● Dataset excerpts:
* begin *

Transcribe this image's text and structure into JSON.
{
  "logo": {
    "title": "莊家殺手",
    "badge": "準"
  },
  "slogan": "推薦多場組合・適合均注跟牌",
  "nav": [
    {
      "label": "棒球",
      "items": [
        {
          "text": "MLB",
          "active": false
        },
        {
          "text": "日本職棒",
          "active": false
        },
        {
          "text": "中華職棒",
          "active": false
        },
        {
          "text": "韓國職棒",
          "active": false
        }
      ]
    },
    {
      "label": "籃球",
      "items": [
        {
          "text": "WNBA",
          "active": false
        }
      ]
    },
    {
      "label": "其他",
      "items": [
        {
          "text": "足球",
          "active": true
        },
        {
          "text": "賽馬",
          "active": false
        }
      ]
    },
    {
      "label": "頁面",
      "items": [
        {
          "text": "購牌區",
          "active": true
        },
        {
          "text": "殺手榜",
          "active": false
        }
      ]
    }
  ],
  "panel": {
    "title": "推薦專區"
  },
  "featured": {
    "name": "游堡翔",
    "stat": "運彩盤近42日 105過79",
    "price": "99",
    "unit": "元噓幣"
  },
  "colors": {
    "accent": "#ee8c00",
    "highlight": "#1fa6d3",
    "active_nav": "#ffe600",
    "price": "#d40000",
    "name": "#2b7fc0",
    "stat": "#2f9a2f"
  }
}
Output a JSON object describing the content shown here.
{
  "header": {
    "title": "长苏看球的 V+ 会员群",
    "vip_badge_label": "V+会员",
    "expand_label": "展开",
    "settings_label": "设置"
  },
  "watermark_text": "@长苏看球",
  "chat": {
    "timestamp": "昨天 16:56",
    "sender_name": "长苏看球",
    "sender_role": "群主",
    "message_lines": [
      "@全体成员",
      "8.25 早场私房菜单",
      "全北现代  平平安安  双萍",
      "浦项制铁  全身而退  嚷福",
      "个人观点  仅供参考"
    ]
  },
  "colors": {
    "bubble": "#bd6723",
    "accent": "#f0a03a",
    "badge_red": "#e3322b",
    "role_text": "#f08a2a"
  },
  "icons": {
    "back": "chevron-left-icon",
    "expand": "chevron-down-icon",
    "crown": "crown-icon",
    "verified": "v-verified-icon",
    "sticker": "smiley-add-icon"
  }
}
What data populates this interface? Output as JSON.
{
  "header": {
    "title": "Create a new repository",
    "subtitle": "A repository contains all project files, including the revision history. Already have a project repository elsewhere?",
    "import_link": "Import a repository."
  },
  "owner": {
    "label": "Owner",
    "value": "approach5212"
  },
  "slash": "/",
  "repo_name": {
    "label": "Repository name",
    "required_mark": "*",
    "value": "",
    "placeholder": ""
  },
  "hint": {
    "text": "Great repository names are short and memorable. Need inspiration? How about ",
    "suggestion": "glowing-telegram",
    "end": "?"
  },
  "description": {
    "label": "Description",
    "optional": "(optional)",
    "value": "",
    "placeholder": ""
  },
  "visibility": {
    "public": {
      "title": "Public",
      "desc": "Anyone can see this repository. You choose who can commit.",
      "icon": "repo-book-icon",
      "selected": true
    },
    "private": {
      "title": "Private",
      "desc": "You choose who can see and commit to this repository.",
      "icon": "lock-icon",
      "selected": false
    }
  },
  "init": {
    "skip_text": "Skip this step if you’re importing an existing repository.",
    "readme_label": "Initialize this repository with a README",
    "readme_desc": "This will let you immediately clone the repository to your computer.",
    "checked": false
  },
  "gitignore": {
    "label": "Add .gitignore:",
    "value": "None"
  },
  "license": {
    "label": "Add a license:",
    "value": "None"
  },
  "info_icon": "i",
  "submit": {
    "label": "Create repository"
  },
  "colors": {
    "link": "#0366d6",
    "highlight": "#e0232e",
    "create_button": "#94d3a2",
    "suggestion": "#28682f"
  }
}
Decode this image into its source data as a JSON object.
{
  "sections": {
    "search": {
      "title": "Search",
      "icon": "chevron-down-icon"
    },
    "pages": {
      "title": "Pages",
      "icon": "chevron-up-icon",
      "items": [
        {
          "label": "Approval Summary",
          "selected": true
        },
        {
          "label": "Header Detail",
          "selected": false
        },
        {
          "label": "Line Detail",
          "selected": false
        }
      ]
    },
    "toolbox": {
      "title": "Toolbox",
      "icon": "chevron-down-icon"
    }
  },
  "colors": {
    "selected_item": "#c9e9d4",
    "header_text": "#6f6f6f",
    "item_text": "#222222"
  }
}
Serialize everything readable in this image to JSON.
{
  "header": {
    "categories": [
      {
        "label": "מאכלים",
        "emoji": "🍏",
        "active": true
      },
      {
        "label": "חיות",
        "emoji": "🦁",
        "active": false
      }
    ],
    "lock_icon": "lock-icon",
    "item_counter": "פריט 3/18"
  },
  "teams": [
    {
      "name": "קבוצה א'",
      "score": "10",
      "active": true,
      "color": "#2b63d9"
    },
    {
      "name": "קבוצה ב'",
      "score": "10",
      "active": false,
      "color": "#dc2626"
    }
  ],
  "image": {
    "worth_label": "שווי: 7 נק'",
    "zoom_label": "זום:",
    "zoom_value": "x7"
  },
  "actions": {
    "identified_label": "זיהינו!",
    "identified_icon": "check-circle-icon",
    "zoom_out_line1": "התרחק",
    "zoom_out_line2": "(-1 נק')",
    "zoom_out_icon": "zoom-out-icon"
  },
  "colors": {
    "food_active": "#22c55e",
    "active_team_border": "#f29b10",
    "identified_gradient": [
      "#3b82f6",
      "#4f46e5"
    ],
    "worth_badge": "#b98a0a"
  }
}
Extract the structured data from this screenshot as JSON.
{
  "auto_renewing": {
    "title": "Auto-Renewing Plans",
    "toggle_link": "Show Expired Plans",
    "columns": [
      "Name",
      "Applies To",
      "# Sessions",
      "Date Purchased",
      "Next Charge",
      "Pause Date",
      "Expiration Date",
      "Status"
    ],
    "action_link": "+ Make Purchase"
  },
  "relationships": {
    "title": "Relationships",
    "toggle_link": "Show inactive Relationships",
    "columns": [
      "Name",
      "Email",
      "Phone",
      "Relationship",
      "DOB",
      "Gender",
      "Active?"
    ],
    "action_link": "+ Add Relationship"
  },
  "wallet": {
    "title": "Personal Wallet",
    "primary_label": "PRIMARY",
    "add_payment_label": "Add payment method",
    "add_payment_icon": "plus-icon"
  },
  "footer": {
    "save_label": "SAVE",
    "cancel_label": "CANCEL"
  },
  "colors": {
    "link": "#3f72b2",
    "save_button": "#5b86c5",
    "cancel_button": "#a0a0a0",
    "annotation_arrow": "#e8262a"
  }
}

* end *

Using the entries above, state how many lines include the word "choose", with no other words.

2